Brief —
Please retype the entries exactly as they stand, leaving out any pictures.

Extracted material —
########
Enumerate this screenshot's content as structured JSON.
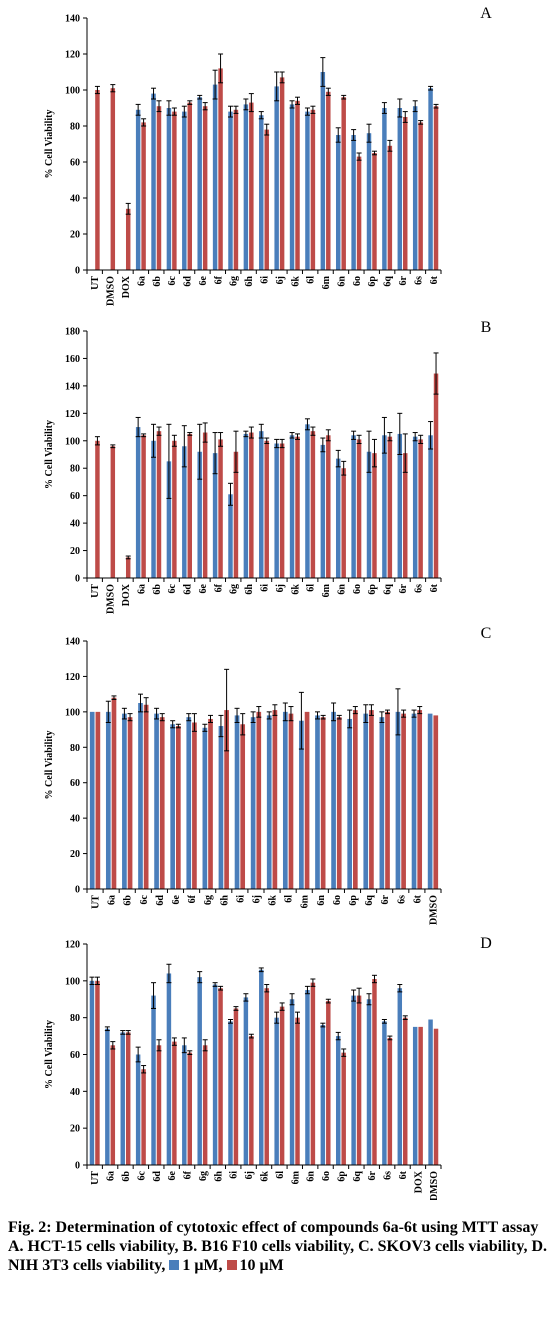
{
  "colors": {
    "series1": "#4a7ebb",
    "series2": "#be4b48",
    "error": "#000000",
    "axis": "#000000"
  },
  "caption": {
    "title": "Fig. 2: Determination of cytotoxic effect of compounds 6a-6t using MTT assay",
    "desc": "A. HCT-15 cells viability, B. B16 F10 cells viability, C. SKOV3 cells viability, D. NIH 3T3 cells viability,",
    "legend_1": "1 μM,",
    "legend_2": "10 μM"
  },
  "chart_data": [
    {
      "type": "bar",
      "panel_label": "A",
      "ylabel": "% Cell Viability",
      "ylim": [
        0,
        140
      ],
      "yticks": [
        0,
        20,
        40,
        60,
        80,
        100,
        120,
        140
      ],
      "categories": [
        "UT",
        "DMSO",
        "DOX",
        "6a",
        "6b",
        "6c",
        "6d",
        "6e",
        "6f",
        "6g",
        "6h",
        "6i",
        "6j",
        "6k",
        "6l",
        "6m",
        "6n",
        "6o",
        "6p",
        "6q",
        "6r",
        "6s",
        "6t"
      ],
      "series": [
        {
          "name": "1 μM",
          "values": [
            null,
            null,
            null,
            89,
            98,
            90,
            88,
            96,
            103,
            88,
            92,
            86,
            102,
            92,
            88,
            110,
            75,
            75,
            76,
            90,
            90,
            91,
            101
          ],
          "errors": [
            0,
            0,
            0,
            3,
            3,
            4,
            3,
            1,
            8,
            3,
            3,
            2,
            8,
            2,
            2,
            8,
            4,
            3,
            5,
            3,
            5,
            3,
            1
          ]
        },
        {
          "name": "10 μM",
          "values": [
            100,
            101,
            34,
            82,
            91,
            88,
            93,
            91,
            112,
            89,
            93,
            78,
            107,
            94,
            89,
            99,
            96,
            63,
            65,
            69,
            85,
            82,
            91
          ],
          "errors": [
            2,
            2,
            3,
            2,
            3,
            2,
            1,
            2,
            8,
            2,
            5,
            3,
            3,
            2,
            2,
            2,
            1,
            2,
            1,
            3,
            3,
            1,
            1
          ]
        }
      ]
    },
    {
      "type": "bar",
      "panel_label": "B",
      "ylabel": "% Cell Viability",
      "ylim": [
        0,
        180
      ],
      "yticks": [
        0,
        20,
        40,
        60,
        80,
        100,
        120,
        140,
        160,
        180
      ],
      "categories": [
        "UT",
        "DMSO",
        "DOX",
        "6a",
        "6b",
        "6c",
        "6d",
        "6e",
        "6f",
        "6g",
        "6h",
        "6i",
        "6j",
        "6k",
        "6l",
        "6m",
        "6n",
        "6o",
        "6p",
        "6q",
        "6r",
        "6s",
        "6t"
      ],
      "series": [
        {
          "name": "1 μM",
          "values": [
            null,
            null,
            null,
            110,
            100,
            85,
            96,
            92,
            91,
            61,
            105,
            107,
            98,
            104,
            112,
            97,
            87,
            104,
            92,
            104,
            105,
            103,
            104
          ],
          "errors": [
            0,
            0,
            0,
            7,
            12,
            27,
            15,
            20,
            15,
            8,
            2,
            5,
            3,
            2,
            4,
            5,
            6,
            3,
            15,
            13,
            15,
            3,
            10
          ]
        },
        {
          "name": "10 μM",
          "values": [
            100,
            96,
            15,
            104,
            107,
            100,
            105,
            106,
            101,
            92,
            106,
            100,
            98,
            103,
            107,
            104,
            80,
            101,
            91,
            103,
            91,
            101,
            149
          ],
          "errors": [
            3,
            1,
            1,
            1,
            3,
            4,
            1,
            7,
            5,
            15,
            4,
            2,
            3,
            2,
            3,
            4,
            5,
            3,
            10,
            3,
            14,
            3,
            15
          ]
        }
      ]
    },
    {
      "type": "bar",
      "panel_label": "C",
      "ylabel": "% Cell Viability",
      "ylim": [
        0,
        140
      ],
      "yticks": [
        0,
        20,
        40,
        60,
        80,
        100,
        120,
        140
      ],
      "categories": [
        "UT",
        "6a",
        "6b",
        "6c",
        "6d",
        "6e",
        "6f",
        "6g",
        "6h",
        "6i",
        "6j",
        "6k",
        "6l",
        "6m",
        "6n",
        "6o",
        "6p",
        "6q",
        "6r",
        "6s",
        "6t",
        "DMSO"
      ],
      "series": [
        {
          "name": "1 μM",
          "values": [
            100,
            100,
            99,
            105,
            99,
            93,
            97,
            91,
            92,
            98,
            97,
            98,
            100,
            95,
            98,
            100,
            96,
            99,
            97,
            100,
            99,
            99
          ],
          "errors": [
            0,
            6,
            3,
            5,
            3,
            2,
            2,
            2,
            6,
            4,
            3,
            2,
            5,
            16,
            2,
            5,
            5,
            5,
            3,
            13,
            2,
            0
          ]
        },
        {
          "name": "10 μM",
          "values": [
            100,
            108,
            97,
            104,
            97,
            92,
            94,
            96,
            101,
            93,
            100,
            101,
            99,
            100,
            97,
            97,
            101,
            101,
            100,
            99,
            101,
            98
          ],
          "errors": [
            0,
            1,
            2,
            4,
            2,
            1,
            5,
            2,
            23,
            6,
            3,
            3,
            4,
            0,
            1,
            1,
            2,
            3,
            1,
            2,
            2,
            0
          ]
        }
      ]
    },
    {
      "type": "bar",
      "panel_label": "D",
      "ylabel": "% Cell Viability",
      "ylim": [
        0,
        120
      ],
      "yticks": [
        0,
        20,
        40,
        60,
        80,
        100,
        120
      ],
      "categories": [
        "UT",
        "6a",
        "6b",
        "6c",
        "6d",
        "6e",
        "6f",
        "6g",
        "6h",
        "6i",
        "6j",
        "6k",
        "6l",
        "6m",
        "6n",
        "6o",
        "6p",
        "6q",
        "6r",
        "6s",
        "6t",
        "DOX",
        "DMSO"
      ],
      "series": [
        {
          "name": "1 μM",
          "values": [
            100,
            74,
            72,
            60,
            92,
            104,
            65,
            102,
            98,
            78,
            91,
            106,
            80,
            90,
            95,
            76,
            70,
            92,
            90,
            78,
            96,
            75,
            79
          ],
          "errors": [
            2,
            1,
            1,
            4,
            7,
            5,
            4,
            3,
            1,
            1,
            2,
            1,
            3,
            3,
            2,
            1,
            2,
            3,
            3,
            1,
            2,
            0,
            0
          ]
        },
        {
          "name": "10 μM",
          "values": [
            100,
            65,
            72,
            52,
            65,
            67,
            61,
            65,
            96,
            85,
            70,
            96,
            86,
            80,
            99,
            89,
            61,
            92,
            101,
            69,
            80,
            75,
            74
          ],
          "errors": [
            2,
            2,
            1,
            2,
            3,
            2,
            1,
            3,
            1,
            1,
            1,
            2,
            2,
            3,
            2,
            1,
            2,
            4,
            2,
            1,
            1,
            0,
            0
          ]
        }
      ]
    }
  ]
}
########
Task output —
Enumerate this screenshot's content as structured JSON.
{
  "colors": {
    "series1": "#4a7ebb",
    "series2": "#be4b48",
    "error": "#000000",
    "axis": "#000000"
  },
  "caption": {
    "title": "Fig. 2: Determination of cytotoxic effect of compounds 6a-6t using MTT assay",
    "desc": "A. HCT-15 cells viability, B. B16 F10 cells viability, C. SKOV3 cells viability, D. NIH 3T3 cells viability,",
    "legend_1": "1 μM,",
    "legend_2": "10 μM"
  },
  "chart_data": [
    {
      "type": "bar",
      "panel_label": "A",
      "ylabel": "% Cell Viability",
      "ylim": [
        0,
        140
      ],
      "yticks": [
        0,
        20,
        40,
        60,
        80,
        100,
        120,
        140
      ],
      "categories": [
        "UT",
        "DMSO",
        "DOX",
        "6a",
        "6b",
        "6c",
        "6d",
        "6e",
        "6f",
        "6g",
        "6h",
        "6i",
        "6j",
        "6k",
        "6l",
        "6m",
        "6n",
        "6o",
        "6p",
        "6q",
        "6r",
        "6s",
        "6t"
      ],
      "series": [
        {
          "name": "1 μM",
          "values": [
            null,
            null,
            null,
            89,
            98,
            90,
            88,
            96,
            103,
            88,
            92,
            86,
            102,
            92,
            88,
            110,
            75,
            75,
            76,
            90,
            90,
            91,
            101
          ],
          "errors": [
            0,
            0,
            0,
            3,
            3,
            4,
            3,
            1,
            8,
            3,
            3,
            2,
            8,
            2,
            2,
            8,
            4,
            3,
            5,
            3,
            5,
            3,
            1
          ]
        },
        {
          "name": "10 μM",
          "values": [
            100,
            101,
            34,
            82,
            91,
            88,
            93,
            91,
            112,
            89,
            93,
            78,
            107,
            94,
            89,
            99,
            96,
            63,
            65,
            69,
            85,
            82,
            91
          ],
          "errors": [
            2,
            2,
            3,
            2,
            3,
            2,
            1,
            2,
            8,
            2,
            5,
            3,
            3,
            2,
            2,
            2,
            1,
            2,
            1,
            3,
            3,
            1,
            1
          ]
        }
      ]
    },
    {
      "type": "bar",
      "panel_label": "B",
      "ylabel": "% Cell Viability",
      "ylim": [
        0,
        180
      ],
      "yticks": [
        0,
        20,
        40,
        60,
        80,
        100,
        120,
        140,
        160,
        180
      ],
      "categories": [
        "UT",
        "DMSO",
        "DOX",
        "6a",
        "6b",
        "6c",
        "6d",
        "6e",
        "6f",
        "6g",
        "6h",
        "6i",
        "6j",
        "6k",
        "6l",
        "6m",
        "6n",
        "6o",
        "6p",
        "6q",
        "6r",
        "6s",
        "6t"
      ],
      "series": [
        {
          "name": "1 μM",
          "values": [
            null,
            null,
            null,
            110,
            100,
            85,
            96,
            92,
            91,
            61,
            105,
            107,
            98,
            104,
            112,
            97,
            87,
            104,
            92,
            104,
            105,
            103,
            104
          ],
          "errors": [
            0,
            0,
            0,
            7,
            12,
            27,
            15,
            20,
            15,
            8,
            2,
            5,
            3,
            2,
            4,
            5,
            6,
            3,
            15,
            13,
            15,
            3,
            10
          ]
        },
        {
          "name": "10 μM",
          "values": [
            100,
            96,
            15,
            104,
            107,
            100,
            105,
            106,
            101,
            92,
            106,
            100,
            98,
            103,
            107,
            104,
            80,
            101,
            91,
            103,
            91,
            101,
            149
          ],
          "errors": [
            3,
            1,
            1,
            1,
            3,
            4,
            1,
            7,
            5,
            15,
            4,
            2,
            3,
            2,
            3,
            4,
            5,
            3,
            10,
            3,
            14,
            3,
            15
          ]
        }
      ]
    },
    {
      "type": "bar",
      "panel_label": "C",
      "ylabel": "% Cell Viability",
      "ylim": [
        0,
        140
      ],
      "yticks": [
        0,
        20,
        40,
        60,
        80,
        100,
        120,
        140
      ],
      "categories": [
        "UT",
        "6a",
        "6b",
        "6c",
        "6d",
        "6e",
        "6f",
        "6g",
        "6h",
        "6i",
        "6j",
        "6k",
        "6l",
        "6m",
        "6n",
        "6o",
        "6p",
        "6q",
        "6r",
        "6s",
        "6t",
        "DMSO"
      ],
      "series": [
        {
          "name": "1 μM",
          "values": [
            100,
            100,
            99,
            105,
            99,
            93,
            97,
            91,
            92,
            98,
            97,
            98,
            100,
            95,
            98,
            100,
            96,
            99,
            97,
            100,
            99,
            99
          ],
          "errors": [
            0,
            6,
            3,
            5,
            3,
            2,
            2,
            2,
            6,
            4,
            3,
            2,
            5,
            16,
            2,
            5,
            5,
            5,
            3,
            13,
            2,
            0
          ]
        },
        {
          "name": "10 μM",
          "values": [
            100,
            108,
            97,
            104,
            97,
            92,
            94,
            96,
            101,
            93,
            100,
            101,
            99,
            100,
            97,
            97,
            101,
            101,
            100,
            99,
            101,
            98
          ],
          "errors": [
            0,
            1,
            2,
            4,
            2,
            1,
            5,
            2,
            23,
            6,
            3,
            3,
            4,
            0,
            1,
            1,
            2,
            3,
            1,
            2,
            2,
            0
          ]
        }
      ]
    },
    {
      "type": "bar",
      "panel_label": "D",
      "ylabel": "% Cell Viability",
      "ylim": [
        0,
        120
      ],
      "yticks": [
        0,
        20,
        40,
        60,
        80,
        100,
        120
      ],
      "categories": [
        "UT",
        "6a",
        "6b",
        "6c",
        "6d",
        "6e",
        "6f",
        "6g",
        "6h",
        "6i",
        "6j",
        "6k",
        "6l",
        "6m",
        "6n",
        "6o",
        "6p",
        "6q",
        "6r",
        "6s",
        "6t",
        "DOX",
        "DMSO"
      ],
      "series": [
        {
          "name": "1 μM",
          "values": [
            100,
            74,
            72,
            60,
            92,
            104,
            65,
            102,
            98,
            78,
            91,
            106,
            80,
            90,
            95,
            76,
            70,
            92,
            90,
            78,
            96,
            75,
            79
          ],
          "errors": [
            2,
            1,
            1,
            4,
            7,
            5,
            4,
            3,
            1,
            1,
            2,
            1,
            3,
            3,
            2,
            1,
            2,
            3,
            3,
            1,
            2,
            0,
            0
          ]
        },
        {
          "name": "10 μM",
          "values": [
            100,
            65,
            72,
            52,
            65,
            67,
            61,
            65,
            96,
            85,
            70,
            96,
            86,
            80,
            99,
            89,
            61,
            92,
            101,
            69,
            80,
            75,
            74
          ],
          "errors": [
            2,
            2,
            1,
            2,
            3,
            2,
            1,
            3,
            1,
            1,
            1,
            2,
            2,
            3,
            2,
            1,
            2,
            4,
            2,
            1,
            1,
            0,
            0
          ]
        }
      ]
    }
  ]
}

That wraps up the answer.